Records from a dataset
◆ ◆ ◆ ◆ ◆

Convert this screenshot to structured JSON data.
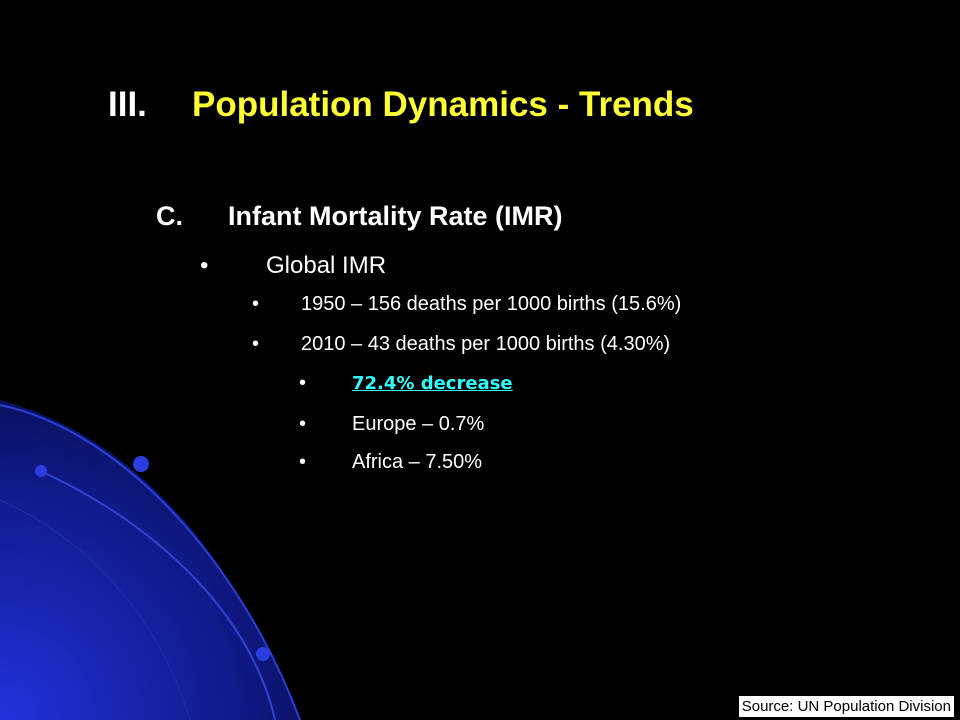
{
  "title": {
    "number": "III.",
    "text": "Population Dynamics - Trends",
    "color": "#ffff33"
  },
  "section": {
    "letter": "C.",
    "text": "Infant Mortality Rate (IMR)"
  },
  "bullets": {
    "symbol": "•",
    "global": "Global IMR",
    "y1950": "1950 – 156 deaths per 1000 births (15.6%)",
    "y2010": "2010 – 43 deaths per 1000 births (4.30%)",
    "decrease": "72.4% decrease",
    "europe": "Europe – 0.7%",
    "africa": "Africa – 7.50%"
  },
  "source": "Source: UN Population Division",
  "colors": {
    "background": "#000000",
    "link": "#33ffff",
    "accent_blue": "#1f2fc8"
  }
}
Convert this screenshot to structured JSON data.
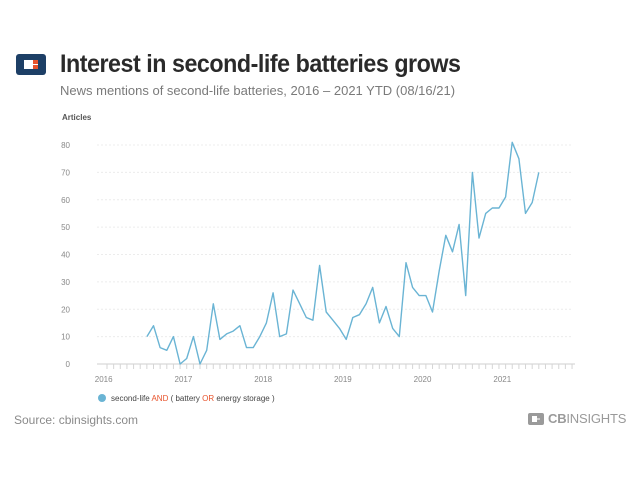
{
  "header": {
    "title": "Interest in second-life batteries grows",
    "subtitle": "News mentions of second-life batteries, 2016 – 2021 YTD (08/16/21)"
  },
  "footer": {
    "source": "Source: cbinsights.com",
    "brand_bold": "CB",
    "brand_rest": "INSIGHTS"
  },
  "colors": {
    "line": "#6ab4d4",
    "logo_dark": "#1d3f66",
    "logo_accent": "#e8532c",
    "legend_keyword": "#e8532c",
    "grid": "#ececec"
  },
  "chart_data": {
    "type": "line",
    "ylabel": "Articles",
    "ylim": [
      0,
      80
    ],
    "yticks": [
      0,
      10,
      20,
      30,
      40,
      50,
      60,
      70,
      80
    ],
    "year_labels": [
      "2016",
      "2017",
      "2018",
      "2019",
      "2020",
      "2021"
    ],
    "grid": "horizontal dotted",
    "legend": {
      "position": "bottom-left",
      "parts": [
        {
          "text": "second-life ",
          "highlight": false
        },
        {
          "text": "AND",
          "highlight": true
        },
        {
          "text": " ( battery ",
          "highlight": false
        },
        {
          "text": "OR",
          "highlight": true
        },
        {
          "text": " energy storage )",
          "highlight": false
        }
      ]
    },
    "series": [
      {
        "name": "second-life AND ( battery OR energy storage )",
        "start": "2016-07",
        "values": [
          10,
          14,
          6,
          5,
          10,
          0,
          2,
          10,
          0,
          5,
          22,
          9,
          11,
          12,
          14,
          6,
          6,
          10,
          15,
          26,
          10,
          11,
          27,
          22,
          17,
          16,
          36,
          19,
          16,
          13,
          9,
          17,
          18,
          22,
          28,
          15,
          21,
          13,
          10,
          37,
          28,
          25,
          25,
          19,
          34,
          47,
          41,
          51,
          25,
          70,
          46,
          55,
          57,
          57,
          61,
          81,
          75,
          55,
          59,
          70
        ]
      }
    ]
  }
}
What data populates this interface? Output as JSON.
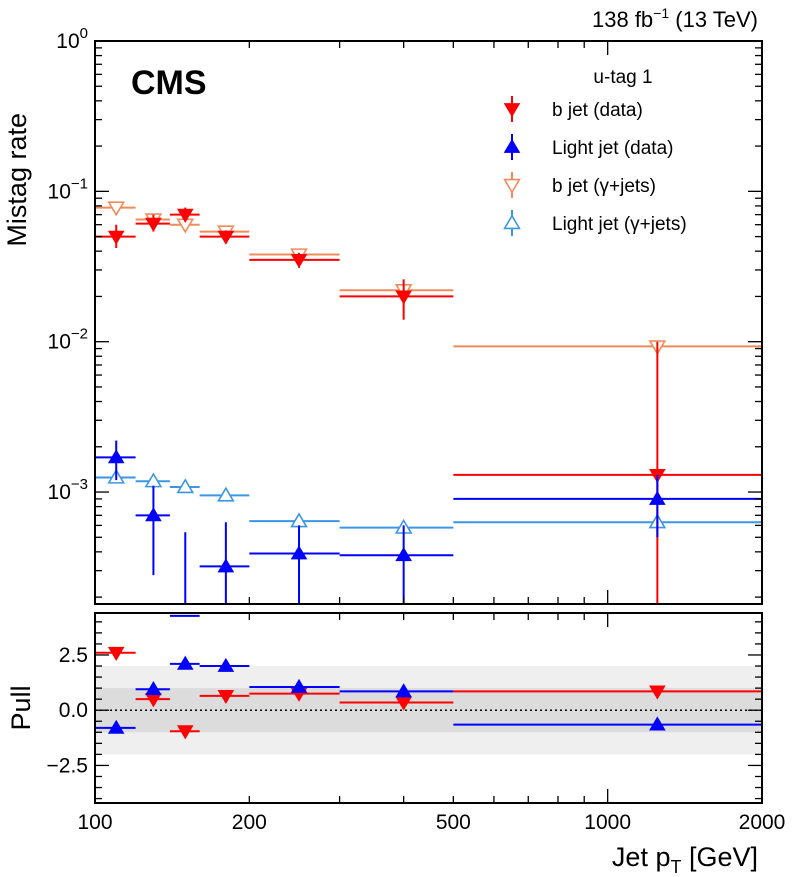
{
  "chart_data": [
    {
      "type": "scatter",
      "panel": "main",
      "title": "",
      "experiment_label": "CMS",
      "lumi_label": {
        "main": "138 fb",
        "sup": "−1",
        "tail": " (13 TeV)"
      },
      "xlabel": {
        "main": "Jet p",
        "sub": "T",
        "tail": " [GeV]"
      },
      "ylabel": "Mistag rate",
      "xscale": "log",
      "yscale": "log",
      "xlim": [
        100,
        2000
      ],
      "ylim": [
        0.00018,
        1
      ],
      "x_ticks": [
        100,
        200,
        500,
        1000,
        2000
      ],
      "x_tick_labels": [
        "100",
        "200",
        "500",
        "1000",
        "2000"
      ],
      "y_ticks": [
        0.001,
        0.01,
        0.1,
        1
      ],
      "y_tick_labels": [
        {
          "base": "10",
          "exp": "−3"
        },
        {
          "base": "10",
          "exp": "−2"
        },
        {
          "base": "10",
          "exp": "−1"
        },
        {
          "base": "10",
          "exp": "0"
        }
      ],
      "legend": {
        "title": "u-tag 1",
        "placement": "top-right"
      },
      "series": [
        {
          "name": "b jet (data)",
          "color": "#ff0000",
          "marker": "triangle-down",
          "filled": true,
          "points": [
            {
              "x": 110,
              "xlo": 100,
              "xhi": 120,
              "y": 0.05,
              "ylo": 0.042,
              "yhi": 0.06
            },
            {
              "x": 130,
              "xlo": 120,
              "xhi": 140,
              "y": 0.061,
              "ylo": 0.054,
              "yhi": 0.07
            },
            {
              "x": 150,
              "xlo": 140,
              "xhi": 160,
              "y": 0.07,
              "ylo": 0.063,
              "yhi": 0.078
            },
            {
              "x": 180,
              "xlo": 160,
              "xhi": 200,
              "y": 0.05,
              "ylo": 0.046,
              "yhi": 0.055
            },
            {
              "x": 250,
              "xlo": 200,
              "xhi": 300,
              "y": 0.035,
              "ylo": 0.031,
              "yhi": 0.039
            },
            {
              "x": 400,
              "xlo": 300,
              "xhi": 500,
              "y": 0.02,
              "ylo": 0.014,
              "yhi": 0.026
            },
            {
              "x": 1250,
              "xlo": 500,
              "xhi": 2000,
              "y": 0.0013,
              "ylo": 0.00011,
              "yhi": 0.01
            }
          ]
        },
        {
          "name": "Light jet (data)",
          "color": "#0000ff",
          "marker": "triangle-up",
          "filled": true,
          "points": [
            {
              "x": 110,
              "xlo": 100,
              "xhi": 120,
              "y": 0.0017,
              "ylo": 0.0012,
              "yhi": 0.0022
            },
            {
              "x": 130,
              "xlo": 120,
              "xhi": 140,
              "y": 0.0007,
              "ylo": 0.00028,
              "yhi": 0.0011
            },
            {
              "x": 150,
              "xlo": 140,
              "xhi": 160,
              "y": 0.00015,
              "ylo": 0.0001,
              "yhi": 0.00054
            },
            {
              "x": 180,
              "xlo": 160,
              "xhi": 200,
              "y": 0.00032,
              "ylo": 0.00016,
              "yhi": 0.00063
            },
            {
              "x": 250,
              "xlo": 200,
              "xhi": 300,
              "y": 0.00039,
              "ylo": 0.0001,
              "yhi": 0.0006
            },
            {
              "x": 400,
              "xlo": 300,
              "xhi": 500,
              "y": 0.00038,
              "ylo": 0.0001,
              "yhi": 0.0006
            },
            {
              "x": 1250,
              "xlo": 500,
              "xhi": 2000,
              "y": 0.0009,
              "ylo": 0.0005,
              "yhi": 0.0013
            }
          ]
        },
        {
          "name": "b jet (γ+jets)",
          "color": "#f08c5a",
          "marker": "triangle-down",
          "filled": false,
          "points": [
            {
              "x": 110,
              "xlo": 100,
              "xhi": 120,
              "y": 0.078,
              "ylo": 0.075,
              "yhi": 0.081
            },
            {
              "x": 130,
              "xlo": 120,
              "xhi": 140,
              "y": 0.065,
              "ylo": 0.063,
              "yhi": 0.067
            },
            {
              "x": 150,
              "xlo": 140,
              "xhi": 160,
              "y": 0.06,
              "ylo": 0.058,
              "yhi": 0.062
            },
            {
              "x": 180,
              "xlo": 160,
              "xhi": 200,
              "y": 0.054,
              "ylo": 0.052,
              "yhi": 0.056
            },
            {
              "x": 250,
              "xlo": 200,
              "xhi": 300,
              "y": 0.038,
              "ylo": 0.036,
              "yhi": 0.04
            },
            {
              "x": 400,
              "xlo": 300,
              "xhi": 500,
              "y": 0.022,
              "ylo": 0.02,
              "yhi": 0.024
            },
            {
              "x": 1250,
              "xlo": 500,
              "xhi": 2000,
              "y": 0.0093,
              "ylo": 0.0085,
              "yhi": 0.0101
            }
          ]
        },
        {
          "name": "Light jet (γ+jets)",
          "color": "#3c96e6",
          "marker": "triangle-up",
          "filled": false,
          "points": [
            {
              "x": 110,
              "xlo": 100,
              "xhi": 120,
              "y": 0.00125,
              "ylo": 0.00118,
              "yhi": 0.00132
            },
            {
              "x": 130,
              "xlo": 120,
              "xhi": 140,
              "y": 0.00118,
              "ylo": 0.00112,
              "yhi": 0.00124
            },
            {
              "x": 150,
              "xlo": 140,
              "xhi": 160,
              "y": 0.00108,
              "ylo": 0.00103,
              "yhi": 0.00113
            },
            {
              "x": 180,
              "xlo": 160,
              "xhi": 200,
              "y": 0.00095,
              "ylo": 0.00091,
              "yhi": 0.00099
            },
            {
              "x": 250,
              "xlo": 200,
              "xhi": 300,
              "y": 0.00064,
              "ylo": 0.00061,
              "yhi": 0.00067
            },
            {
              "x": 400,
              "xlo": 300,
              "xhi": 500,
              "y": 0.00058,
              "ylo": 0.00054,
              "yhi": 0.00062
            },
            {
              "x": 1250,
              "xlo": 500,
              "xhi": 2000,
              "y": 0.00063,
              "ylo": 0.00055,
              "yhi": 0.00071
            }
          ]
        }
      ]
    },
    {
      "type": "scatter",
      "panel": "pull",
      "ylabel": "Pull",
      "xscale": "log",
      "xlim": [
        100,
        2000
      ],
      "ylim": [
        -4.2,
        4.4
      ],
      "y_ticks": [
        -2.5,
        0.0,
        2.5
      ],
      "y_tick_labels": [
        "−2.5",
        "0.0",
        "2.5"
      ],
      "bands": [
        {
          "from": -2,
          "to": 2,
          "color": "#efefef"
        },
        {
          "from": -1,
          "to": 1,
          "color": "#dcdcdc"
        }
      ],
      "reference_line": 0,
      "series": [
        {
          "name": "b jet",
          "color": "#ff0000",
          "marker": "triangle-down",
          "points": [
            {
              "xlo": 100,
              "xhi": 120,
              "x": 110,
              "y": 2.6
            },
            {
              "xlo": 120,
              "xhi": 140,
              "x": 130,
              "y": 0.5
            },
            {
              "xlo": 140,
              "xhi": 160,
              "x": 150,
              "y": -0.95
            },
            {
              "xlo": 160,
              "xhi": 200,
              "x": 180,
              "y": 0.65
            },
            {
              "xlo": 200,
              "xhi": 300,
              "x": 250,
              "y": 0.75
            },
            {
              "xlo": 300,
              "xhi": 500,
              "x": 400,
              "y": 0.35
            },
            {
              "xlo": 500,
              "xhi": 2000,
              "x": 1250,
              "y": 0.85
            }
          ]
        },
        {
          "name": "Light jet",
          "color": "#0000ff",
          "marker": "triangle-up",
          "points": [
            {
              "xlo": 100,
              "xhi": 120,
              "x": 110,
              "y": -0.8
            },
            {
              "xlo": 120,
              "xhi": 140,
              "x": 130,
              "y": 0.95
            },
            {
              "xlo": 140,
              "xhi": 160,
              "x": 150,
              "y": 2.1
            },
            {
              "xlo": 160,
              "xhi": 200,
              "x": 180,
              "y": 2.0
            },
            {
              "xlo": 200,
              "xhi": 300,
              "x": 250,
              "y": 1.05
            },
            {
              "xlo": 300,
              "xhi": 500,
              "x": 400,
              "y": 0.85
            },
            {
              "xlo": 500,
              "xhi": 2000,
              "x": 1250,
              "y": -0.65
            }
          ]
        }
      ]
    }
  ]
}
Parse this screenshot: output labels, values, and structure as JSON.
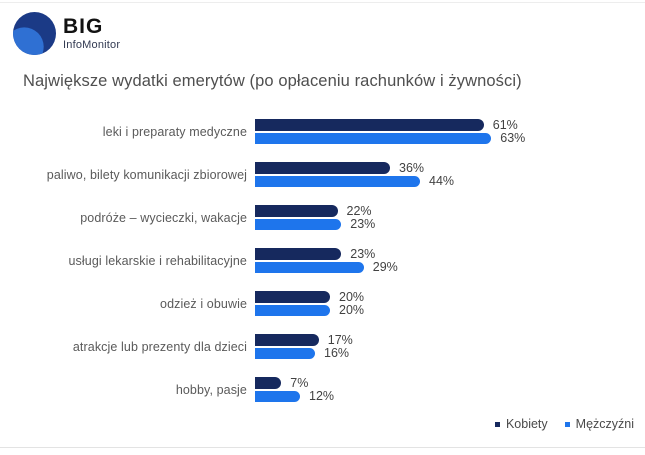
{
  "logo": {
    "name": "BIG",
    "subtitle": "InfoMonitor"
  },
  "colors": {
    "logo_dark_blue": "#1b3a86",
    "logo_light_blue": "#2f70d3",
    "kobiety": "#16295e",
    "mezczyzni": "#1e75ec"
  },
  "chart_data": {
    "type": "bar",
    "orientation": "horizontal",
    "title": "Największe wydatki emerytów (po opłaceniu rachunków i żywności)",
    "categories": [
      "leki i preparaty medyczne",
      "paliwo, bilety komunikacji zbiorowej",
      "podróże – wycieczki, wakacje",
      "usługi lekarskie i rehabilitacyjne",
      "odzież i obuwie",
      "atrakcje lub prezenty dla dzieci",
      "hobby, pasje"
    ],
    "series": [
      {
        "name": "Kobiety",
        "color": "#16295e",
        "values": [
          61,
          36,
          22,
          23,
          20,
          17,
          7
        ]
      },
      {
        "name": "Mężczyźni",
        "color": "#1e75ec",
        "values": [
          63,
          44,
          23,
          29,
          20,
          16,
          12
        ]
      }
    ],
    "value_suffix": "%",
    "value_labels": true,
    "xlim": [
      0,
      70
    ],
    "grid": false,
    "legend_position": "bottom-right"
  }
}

◆ ◆ ◆ ◆ ◆

* **Goal of the exercise**: Gather from the data above every line with the string "name".

* **Written response**:
        "name": "second-life AND ( battery OR energy storage )",
          "name": "b jet (data)",
          "name": "Light jet (data)",
          "name": "b jet (γ+jets)",
          "name": "Light jet (γ+jets)",
          "name": "b jet",
          "name": "Light jet",
    "name": "BIG",
        "name": "Kobiety",
        "name": "Mężczyźni",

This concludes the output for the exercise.